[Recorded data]
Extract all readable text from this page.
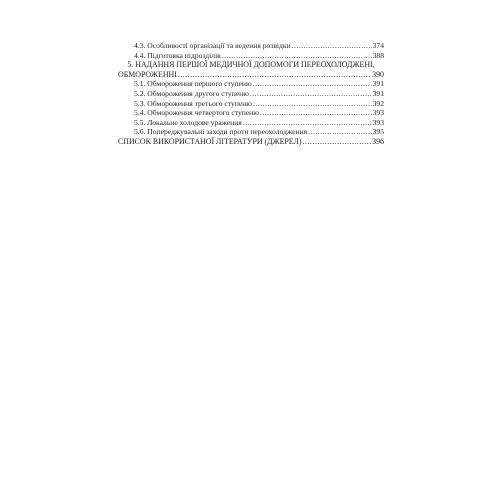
4.3. Особливості організації та ведення розвідки .....	374
4.4. Підготовка підрозділів .....	388
5. НАДАННЯ ПЕРШОЇ МЕДИЧНОЇ ДОПОМОГИ ПЕРЕОХОЛОДЖЕНІ,
ОБМОРОЖЕННІ .....	390
5.1. Обмороження першого ступеню .....	391
5.2. Обмороження другого ступеню .....	391
5.3. Обмороження третього ступеню .....	392
5.4. Обмороження четвертого ступеню .....	393
5.5. Локальне холодове ураження .....	393
5.6. Попереджувальні заходи проти переохолодження .....	395
СПИСОК ВИКОРИСТАНОЇ ЛІТЕРАТУРИ (ДЖЕРЕЛ) .....	396
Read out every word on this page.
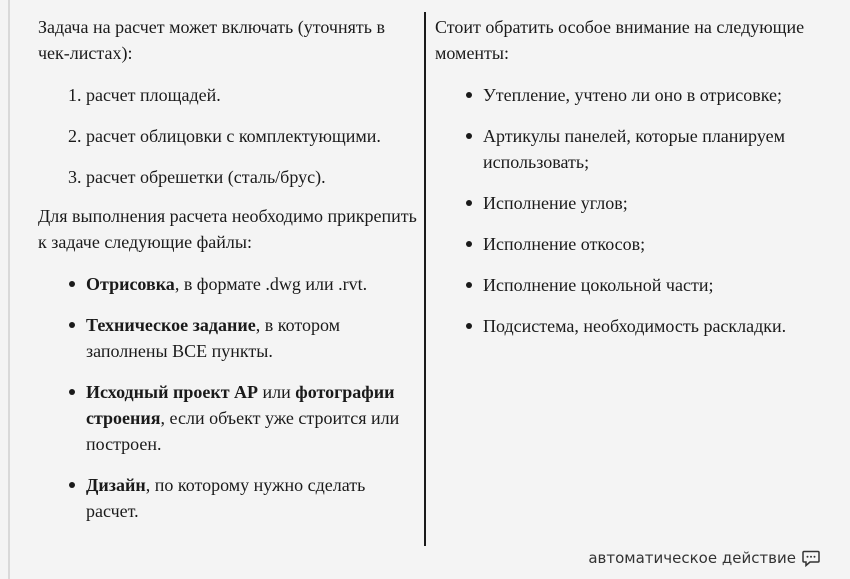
Задача на расчет может включать (уточнять в чек-листах):

1. расчет площадей.
2. расчет облицовки с комплектующими.
3. расчет обрешетки (сталь/брус).

Для выполнения расчета необходимо прикрепить к задаче следующие файлы:

Отрисовка, в формате .dwg или .rvt.
Техническое задание, в котором заполнены ВСЕ пункты.
Исходный проект АР или фотографии строения, если объект уже строится или построен.
Дизайн, по которому нужно сделать расчет.

Стоит обратить особое внимание на следующие моменты:

Утепление, учтено ли оно в отрисовке;
Артикулы панелей, которые планируем использовать;
Исполнение углов;
Исполнение откосов;
Исполнение цокольной части;
Подсистема, необходимость раскладки.
автоматическое действие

Exercise goal | Excluding the pictures, restate the records above word for word.

Solution to the exercise |
Extract all readable text from this page.
4.3. Особливості організації та ведення розвідки .....	374
4.4. Підготовка підрозділів .....	388
5. НАДАННЯ ПЕРШОЇ МЕДИЧНОЇ ДОПОМОГИ ПЕРЕОХОЛОДЖЕНІ,
ОБМОРОЖЕННІ .....	390
5.1. Обмороження першого ступеню .....	391
5.2. Обмороження другого ступеню .....	391
5.3. Обмороження третього ступеню .....	392
5.4. Обмороження четвертого ступеню .....	393
5.5. Локальне холодове ураження .....	393
5.6. Попереджувальні заходи проти переохолодження .....	395
СПИСОК ВИКОРИСТАНОЇ ЛІТЕРАТУРИ (ДЖЕРЕЛ) .....	396
Read out every word on this page.
Задача на расчет может включать (уточнять в чек-листах):

1. расчет площадей.
2. расчет облицовки с комплектующими.
3. расчет обрешетки (сталь/брус).

Для выполнения расчета необходимо прикрепить к задаче следующие файлы:

Отрисовка, в формате .dwg или .rvt.
Техническое задание, в котором заполнены ВСЕ пункты.
Исходный проект АР или фотографии строения, если объект уже строится или построен.
Дизайн, по которому нужно сделать расчет.

Стоит обратить особое внимание на следующие моменты:

Утепление, учтено ли оно в отрисовке;
Артикулы панелей, которые планируем использовать;
Исполнение углов;
Исполнение откосов;
Исполнение цокольной части;
Подсистема, необходимость раскладки.
автоматическое действие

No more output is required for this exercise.